* GIVEN TASK
Reproduce the listing that follows with no differences at all.

* RAW RECORDS

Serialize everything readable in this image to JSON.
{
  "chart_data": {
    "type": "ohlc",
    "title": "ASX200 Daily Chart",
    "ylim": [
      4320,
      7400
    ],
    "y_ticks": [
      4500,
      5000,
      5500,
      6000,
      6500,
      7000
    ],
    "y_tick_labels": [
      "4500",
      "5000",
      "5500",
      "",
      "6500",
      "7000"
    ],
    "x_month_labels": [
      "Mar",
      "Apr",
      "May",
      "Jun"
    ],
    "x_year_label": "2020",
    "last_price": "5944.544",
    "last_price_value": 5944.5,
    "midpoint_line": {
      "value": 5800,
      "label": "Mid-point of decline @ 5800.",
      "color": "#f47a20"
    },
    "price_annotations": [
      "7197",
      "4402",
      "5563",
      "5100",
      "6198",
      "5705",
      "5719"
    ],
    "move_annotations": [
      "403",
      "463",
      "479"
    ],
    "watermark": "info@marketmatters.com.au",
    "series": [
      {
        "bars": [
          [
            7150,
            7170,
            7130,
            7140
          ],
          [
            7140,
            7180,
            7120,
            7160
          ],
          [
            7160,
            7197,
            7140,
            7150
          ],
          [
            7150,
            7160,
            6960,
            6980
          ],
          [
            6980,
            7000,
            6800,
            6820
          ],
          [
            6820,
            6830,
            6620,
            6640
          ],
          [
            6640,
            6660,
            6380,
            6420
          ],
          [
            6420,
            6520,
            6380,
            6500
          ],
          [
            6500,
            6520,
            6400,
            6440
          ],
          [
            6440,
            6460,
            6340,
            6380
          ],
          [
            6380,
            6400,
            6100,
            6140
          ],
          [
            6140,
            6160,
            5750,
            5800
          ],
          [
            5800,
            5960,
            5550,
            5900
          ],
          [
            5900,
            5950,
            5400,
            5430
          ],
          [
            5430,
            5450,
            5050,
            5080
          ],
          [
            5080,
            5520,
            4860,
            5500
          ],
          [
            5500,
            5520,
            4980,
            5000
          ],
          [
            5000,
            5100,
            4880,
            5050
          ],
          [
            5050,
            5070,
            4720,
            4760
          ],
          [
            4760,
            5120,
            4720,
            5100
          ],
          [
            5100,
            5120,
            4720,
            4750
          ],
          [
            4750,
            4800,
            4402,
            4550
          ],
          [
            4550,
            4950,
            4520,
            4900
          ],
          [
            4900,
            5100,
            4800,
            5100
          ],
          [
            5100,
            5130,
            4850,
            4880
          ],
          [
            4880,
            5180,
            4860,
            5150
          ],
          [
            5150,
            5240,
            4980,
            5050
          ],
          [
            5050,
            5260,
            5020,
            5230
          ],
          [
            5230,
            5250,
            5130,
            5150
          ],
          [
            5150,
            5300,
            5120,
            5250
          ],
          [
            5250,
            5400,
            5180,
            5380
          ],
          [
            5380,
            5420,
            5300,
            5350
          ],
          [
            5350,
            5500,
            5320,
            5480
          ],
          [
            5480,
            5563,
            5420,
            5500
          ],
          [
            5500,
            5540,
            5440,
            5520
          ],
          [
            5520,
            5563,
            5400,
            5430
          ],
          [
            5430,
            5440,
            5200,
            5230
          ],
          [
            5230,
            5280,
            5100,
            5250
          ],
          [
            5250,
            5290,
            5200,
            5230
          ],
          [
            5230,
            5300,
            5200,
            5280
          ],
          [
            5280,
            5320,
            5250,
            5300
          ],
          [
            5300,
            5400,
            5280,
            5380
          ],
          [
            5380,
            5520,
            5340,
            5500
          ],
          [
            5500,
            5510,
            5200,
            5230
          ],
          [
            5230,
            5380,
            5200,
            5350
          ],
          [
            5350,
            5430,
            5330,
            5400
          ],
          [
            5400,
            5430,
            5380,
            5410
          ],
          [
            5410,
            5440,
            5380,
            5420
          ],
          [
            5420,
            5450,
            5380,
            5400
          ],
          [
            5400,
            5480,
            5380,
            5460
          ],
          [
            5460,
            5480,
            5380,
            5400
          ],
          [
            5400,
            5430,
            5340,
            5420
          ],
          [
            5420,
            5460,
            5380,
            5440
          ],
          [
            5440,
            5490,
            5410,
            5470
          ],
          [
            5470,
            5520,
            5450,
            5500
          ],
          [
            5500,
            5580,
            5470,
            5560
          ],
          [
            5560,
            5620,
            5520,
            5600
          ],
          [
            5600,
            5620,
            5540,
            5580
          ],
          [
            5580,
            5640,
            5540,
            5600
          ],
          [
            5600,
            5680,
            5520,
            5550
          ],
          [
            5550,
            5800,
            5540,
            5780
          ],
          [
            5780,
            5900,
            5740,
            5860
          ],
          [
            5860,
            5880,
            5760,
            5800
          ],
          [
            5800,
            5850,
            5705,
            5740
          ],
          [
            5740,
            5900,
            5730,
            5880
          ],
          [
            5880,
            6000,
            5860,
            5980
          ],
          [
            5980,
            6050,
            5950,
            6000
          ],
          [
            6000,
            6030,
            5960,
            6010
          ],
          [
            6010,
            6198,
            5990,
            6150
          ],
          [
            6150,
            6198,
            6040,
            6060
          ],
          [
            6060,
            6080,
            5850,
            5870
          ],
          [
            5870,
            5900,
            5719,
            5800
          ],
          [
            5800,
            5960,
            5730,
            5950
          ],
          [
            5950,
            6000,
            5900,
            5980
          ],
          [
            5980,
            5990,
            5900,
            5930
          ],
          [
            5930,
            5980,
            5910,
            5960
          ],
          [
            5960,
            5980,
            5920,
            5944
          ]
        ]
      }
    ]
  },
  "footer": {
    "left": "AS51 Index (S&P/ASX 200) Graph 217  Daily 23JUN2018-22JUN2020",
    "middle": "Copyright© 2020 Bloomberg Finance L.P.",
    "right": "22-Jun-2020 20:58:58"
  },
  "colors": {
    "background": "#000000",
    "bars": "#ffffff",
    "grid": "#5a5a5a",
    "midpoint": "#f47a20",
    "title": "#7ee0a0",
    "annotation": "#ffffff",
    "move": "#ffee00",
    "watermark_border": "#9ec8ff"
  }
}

* WORKED ANSWER
Serialize everything readable in this image to JSON.
{
  "chart_data": {
    "type": "ohlc",
    "title": "ASX200 Daily Chart",
    "ylim": [
      4320,
      7400
    ],
    "y_ticks": [
      4500,
      5000,
      5500,
      6000,
      6500,
      7000
    ],
    "y_tick_labels": [
      "4500",
      "5000",
      "5500",
      "",
      "6500",
      "7000"
    ],
    "x_month_labels": [
      "Mar",
      "Apr",
      "May",
      "Jun"
    ],
    "x_year_label": "2020",
    "last_price": "5944.544",
    "last_price_value": 5944.5,
    "midpoint_line": {
      "value": 5800,
      "label": "Mid-point of decline @ 5800.",
      "color": "#f47a20"
    },
    "price_annotations": [
      "7197",
      "4402",
      "5563",
      "5100",
      "6198",
      "5705",
      "5719"
    ],
    "move_annotations": [
      "403",
      "463",
      "479"
    ],
    "watermark": "info@marketmatters.com.au",
    "series": [
      {
        "bars": [
          [
            7150,
            7170,
            7130,
            7140
          ],
          [
            7140,
            7180,
            7120,
            7160
          ],
          [
            7160,
            7197,
            7140,
            7150
          ],
          [
            7150,
            7160,
            6960,
            6980
          ],
          [
            6980,
            7000,
            6800,
            6820
          ],
          [
            6820,
            6830,
            6620,
            6640
          ],
          [
            6640,
            6660,
            6380,
            6420
          ],
          [
            6420,
            6520,
            6380,
            6500
          ],
          [
            6500,
            6520,
            6400,
            6440
          ],
          [
            6440,
            6460,
            6340,
            6380
          ],
          [
            6380,
            6400,
            6100,
            6140
          ],
          [
            6140,
            6160,
            5750,
            5800
          ],
          [
            5800,
            5960,
            5550,
            5900
          ],
          [
            5900,
            5950,
            5400,
            5430
          ],
          [
            5430,
            5450,
            5050,
            5080
          ],
          [
            5080,
            5520,
            4860,
            5500
          ],
          [
            5500,
            5520,
            4980,
            5000
          ],
          [
            5000,
            5100,
            4880,
            5050
          ],
          [
            5050,
            5070,
            4720,
            4760
          ],
          [
            4760,
            5120,
            4720,
            5100
          ],
          [
            5100,
            5120,
            4720,
            4750
          ],
          [
            4750,
            4800,
            4402,
            4550
          ],
          [
            4550,
            4950,
            4520,
            4900
          ],
          [
            4900,
            5100,
            4800,
            5100
          ],
          [
            5100,
            5130,
            4850,
            4880
          ],
          [
            4880,
            5180,
            4860,
            5150
          ],
          [
            5150,
            5240,
            4980,
            5050
          ],
          [
            5050,
            5260,
            5020,
            5230
          ],
          [
            5230,
            5250,
            5130,
            5150
          ],
          [
            5150,
            5300,
            5120,
            5250
          ],
          [
            5250,
            5400,
            5180,
            5380
          ],
          [
            5380,
            5420,
            5300,
            5350
          ],
          [
            5350,
            5500,
            5320,
            5480
          ],
          [
            5480,
            5563,
            5420,
            5500
          ],
          [
            5500,
            5540,
            5440,
            5520
          ],
          [
            5520,
            5563,
            5400,
            5430
          ],
          [
            5430,
            5440,
            5200,
            5230
          ],
          [
            5230,
            5280,
            5100,
            5250
          ],
          [
            5250,
            5290,
            5200,
            5230
          ],
          [
            5230,
            5300,
            5200,
            5280
          ],
          [
            5280,
            5320,
            5250,
            5300
          ],
          [
            5300,
            5400,
            5280,
            5380
          ],
          [
            5380,
            5520,
            5340,
            5500
          ],
          [
            5500,
            5510,
            5200,
            5230
          ],
          [
            5230,
            5380,
            5200,
            5350
          ],
          [
            5350,
            5430,
            5330,
            5400
          ],
          [
            5400,
            5430,
            5380,
            5410
          ],
          [
            5410,
            5440,
            5380,
            5420
          ],
          [
            5420,
            5450,
            5380,
            5400
          ],
          [
            5400,
            5480,
            5380,
            5460
          ],
          [
            5460,
            5480,
            5380,
            5400
          ],
          [
            5400,
            5430,
            5340,
            5420
          ],
          [
            5420,
            5460,
            5380,
            5440
          ],
          [
            5440,
            5490,
            5410,
            5470
          ],
          [
            5470,
            5520,
            5450,
            5500
          ],
          [
            5500,
            5580,
            5470,
            5560
          ],
          [
            5560,
            5620,
            5520,
            5600
          ],
          [
            5600,
            5620,
            5540,
            5580
          ],
          [
            5580,
            5640,
            5540,
            5600
          ],
          [
            5600,
            5680,
            5520,
            5550
          ],
          [
            5550,
            5800,
            5540,
            5780
          ],
          [
            5780,
            5900,
            5740,
            5860
          ],
          [
            5860,
            5880,
            5760,
            5800
          ],
          [
            5800,
            5850,
            5705,
            5740
          ],
          [
            5740,
            5900,
            5730,
            5880
          ],
          [
            5880,
            6000,
            5860,
            5980
          ],
          [
            5980,
            6050,
            5950,
            6000
          ],
          [
            6000,
            6030,
            5960,
            6010
          ],
          [
            6010,
            6198,
            5990,
            6150
          ],
          [
            6150,
            6198,
            6040,
            6060
          ],
          [
            6060,
            6080,
            5850,
            5870
          ],
          [
            5870,
            5900,
            5719,
            5800
          ],
          [
            5800,
            5960,
            5730,
            5950
          ],
          [
            5950,
            6000,
            5900,
            5980
          ],
          [
            5980,
            5990,
            5900,
            5930
          ],
          [
            5930,
            5980,
            5910,
            5960
          ],
          [
            5960,
            5980,
            5920,
            5944
          ]
        ]
      }
    ]
  },
  "footer": {
    "left": "AS51 Index (S&P/ASX 200) Graph 217  Daily 23JUN2018-22JUN2020",
    "middle": "Copyright© 2020 Bloomberg Finance L.P.",
    "right": "22-Jun-2020 20:58:58"
  },
  "colors": {
    "background": "#000000",
    "bars": "#ffffff",
    "grid": "#5a5a5a",
    "midpoint": "#f47a20",
    "title": "#7ee0a0",
    "annotation": "#ffffff",
    "move": "#ffee00",
    "watermark_border": "#9ec8ff"
  }
}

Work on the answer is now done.